Data lines.
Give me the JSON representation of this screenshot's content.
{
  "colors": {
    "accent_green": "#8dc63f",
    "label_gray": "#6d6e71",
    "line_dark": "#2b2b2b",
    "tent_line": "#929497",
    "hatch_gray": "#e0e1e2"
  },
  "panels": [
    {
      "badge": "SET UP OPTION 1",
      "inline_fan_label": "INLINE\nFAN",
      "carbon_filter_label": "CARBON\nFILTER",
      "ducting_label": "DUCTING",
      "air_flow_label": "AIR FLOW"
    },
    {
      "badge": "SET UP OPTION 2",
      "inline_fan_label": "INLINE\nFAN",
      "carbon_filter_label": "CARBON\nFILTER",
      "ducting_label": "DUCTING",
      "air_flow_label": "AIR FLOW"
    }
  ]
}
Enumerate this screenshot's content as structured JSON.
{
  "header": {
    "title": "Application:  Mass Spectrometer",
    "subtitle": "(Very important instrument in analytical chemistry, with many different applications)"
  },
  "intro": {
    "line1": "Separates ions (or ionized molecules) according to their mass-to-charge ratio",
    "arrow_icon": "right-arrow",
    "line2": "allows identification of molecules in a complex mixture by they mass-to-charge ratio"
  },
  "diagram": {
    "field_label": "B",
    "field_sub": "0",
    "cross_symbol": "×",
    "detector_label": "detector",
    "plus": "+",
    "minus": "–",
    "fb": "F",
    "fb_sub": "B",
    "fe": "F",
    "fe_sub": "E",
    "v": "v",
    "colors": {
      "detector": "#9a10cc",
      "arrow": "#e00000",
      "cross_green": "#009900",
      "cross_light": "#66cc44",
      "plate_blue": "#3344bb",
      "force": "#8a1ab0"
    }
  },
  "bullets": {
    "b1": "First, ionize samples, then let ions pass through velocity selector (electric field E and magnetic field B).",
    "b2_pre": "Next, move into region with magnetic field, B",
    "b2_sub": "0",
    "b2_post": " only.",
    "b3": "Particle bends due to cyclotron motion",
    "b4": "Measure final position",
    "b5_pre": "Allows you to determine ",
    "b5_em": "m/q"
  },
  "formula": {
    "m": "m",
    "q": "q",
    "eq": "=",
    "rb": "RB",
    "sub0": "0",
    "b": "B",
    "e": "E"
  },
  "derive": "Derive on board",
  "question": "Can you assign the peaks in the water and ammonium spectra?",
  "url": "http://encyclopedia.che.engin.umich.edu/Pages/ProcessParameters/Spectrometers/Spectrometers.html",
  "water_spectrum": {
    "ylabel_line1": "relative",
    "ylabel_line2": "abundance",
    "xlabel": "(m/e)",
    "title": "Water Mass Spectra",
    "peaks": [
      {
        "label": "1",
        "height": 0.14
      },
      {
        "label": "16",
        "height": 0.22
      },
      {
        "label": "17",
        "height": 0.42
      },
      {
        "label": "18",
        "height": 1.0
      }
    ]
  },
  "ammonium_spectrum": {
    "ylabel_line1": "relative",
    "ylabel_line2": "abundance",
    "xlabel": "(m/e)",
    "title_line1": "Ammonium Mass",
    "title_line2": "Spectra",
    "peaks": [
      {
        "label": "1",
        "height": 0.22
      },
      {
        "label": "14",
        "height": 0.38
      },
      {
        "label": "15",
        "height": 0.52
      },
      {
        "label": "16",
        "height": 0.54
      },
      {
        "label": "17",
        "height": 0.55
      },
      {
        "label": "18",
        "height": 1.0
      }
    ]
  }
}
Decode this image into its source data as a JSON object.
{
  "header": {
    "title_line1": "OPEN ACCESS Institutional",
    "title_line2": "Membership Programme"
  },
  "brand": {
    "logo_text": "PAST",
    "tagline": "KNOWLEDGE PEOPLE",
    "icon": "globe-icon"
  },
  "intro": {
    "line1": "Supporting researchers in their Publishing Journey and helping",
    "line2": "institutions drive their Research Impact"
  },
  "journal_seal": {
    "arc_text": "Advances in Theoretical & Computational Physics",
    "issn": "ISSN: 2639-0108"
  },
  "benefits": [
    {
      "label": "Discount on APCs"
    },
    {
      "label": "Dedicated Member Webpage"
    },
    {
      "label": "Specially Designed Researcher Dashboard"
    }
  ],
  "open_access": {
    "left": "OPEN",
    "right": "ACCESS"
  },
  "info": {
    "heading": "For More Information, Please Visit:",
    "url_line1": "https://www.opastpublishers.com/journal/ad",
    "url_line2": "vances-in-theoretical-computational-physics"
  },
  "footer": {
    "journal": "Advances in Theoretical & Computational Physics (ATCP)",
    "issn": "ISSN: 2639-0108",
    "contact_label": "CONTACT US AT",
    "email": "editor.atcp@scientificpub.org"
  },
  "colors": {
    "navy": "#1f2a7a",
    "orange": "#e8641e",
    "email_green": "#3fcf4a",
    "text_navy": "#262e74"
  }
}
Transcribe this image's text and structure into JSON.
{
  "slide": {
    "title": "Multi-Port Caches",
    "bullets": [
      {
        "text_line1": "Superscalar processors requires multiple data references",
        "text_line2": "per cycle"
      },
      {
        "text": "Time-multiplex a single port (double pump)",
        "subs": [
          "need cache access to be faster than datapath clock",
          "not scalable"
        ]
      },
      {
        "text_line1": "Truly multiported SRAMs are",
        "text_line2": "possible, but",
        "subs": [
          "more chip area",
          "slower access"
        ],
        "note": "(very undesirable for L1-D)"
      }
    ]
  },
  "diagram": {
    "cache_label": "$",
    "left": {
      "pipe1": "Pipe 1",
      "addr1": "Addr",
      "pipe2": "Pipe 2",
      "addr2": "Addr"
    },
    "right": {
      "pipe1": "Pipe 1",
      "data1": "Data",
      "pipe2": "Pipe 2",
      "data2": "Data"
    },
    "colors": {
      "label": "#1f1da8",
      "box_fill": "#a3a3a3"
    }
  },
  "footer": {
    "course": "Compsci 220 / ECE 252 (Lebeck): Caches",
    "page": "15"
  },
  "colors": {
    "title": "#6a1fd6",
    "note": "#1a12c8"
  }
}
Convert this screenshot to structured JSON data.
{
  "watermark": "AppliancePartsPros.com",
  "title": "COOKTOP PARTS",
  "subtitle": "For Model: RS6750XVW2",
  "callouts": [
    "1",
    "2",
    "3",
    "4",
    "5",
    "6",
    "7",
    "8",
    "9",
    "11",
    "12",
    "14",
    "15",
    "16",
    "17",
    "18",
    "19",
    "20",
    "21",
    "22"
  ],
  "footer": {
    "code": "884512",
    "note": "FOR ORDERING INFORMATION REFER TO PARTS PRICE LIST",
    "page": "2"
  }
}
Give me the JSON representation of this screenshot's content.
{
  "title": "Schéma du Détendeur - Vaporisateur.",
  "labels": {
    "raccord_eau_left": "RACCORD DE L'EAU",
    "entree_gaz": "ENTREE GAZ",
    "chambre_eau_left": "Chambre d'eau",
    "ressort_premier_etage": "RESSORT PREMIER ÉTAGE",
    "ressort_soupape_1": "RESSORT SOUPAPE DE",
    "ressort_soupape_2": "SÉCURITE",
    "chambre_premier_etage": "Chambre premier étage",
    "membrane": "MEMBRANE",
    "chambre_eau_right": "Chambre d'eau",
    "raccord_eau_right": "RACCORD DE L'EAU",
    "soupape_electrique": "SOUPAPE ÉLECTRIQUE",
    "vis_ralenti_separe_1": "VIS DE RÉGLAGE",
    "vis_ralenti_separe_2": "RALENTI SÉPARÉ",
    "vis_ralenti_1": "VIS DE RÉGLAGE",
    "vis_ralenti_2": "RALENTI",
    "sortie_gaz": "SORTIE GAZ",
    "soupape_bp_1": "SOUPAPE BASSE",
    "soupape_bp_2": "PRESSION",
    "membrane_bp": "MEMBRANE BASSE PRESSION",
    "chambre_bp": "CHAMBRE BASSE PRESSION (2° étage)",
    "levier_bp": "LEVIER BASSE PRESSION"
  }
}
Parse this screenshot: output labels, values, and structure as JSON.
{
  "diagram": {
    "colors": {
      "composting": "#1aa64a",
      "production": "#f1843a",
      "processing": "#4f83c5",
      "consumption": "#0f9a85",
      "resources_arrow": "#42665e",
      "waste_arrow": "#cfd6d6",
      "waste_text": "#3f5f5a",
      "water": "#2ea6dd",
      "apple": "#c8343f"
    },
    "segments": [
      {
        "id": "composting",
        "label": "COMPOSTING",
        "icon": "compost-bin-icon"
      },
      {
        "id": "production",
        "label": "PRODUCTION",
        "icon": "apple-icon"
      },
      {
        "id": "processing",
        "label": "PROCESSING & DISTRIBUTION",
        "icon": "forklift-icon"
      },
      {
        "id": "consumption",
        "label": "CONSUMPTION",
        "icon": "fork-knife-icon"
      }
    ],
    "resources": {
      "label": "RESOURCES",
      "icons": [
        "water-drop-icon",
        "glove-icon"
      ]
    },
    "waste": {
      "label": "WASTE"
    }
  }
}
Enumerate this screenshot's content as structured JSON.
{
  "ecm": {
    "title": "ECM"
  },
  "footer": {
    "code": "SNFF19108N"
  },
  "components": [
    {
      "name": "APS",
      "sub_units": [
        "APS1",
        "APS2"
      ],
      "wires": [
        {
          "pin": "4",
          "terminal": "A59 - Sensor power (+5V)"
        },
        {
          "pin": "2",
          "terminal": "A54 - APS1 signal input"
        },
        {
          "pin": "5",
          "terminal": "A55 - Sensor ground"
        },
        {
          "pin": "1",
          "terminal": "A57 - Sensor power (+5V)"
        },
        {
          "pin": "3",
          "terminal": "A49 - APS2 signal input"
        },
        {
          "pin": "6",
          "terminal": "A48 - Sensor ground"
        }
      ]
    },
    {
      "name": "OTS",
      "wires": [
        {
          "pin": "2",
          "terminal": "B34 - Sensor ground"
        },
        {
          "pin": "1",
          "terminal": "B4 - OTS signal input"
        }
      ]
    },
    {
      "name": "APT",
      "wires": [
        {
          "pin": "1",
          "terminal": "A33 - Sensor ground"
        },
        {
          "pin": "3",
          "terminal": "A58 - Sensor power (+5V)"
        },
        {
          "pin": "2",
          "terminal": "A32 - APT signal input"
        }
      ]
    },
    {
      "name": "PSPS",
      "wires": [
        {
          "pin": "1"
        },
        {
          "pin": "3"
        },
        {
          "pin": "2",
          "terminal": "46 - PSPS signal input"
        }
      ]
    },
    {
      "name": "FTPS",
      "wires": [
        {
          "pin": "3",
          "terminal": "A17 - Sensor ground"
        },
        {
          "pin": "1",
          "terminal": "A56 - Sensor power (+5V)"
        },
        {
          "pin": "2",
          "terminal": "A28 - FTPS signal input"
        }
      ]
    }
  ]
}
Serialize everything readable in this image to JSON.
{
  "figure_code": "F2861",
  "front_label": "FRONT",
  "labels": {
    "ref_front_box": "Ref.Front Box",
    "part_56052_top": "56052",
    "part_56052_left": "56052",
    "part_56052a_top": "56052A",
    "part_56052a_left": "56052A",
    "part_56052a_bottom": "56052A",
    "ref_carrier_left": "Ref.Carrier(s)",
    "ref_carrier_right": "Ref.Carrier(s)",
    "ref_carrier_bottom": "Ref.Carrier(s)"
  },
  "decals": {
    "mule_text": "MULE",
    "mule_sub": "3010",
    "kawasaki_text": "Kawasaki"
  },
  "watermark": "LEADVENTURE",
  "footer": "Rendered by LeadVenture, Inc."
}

What you should do.
Output exactly the lines between the one containing "Serialize everything readable" and the final line above, both inclusive.

Written response.
Serialize everything readable in this image to JSON.
{
  "figure_code": "F2861",
  "front_label": "FRONT",
  "labels": {
    "ref_front_box": "Ref.Front Box",
    "part_56052_top": "56052",
    "part_56052_left": "56052",
    "part_56052a_top": "56052A",
    "part_56052a_left": "56052A",
    "part_56052a_bottom": "56052A",
    "ref_carrier_left": "Ref.Carrier(s)",
    "ref_carrier_right": "Ref.Carrier(s)",
    "ref_carrier_bottom": "Ref.Carrier(s)"
  },
  "decals": {
    "mule_text": "MULE",
    "mule_sub": "3010",
    "kawasaki_text": "Kawasaki"
  },
  "watermark": "LEADVENTURE",
  "footer": "Rendered by LeadVenture, Inc."
}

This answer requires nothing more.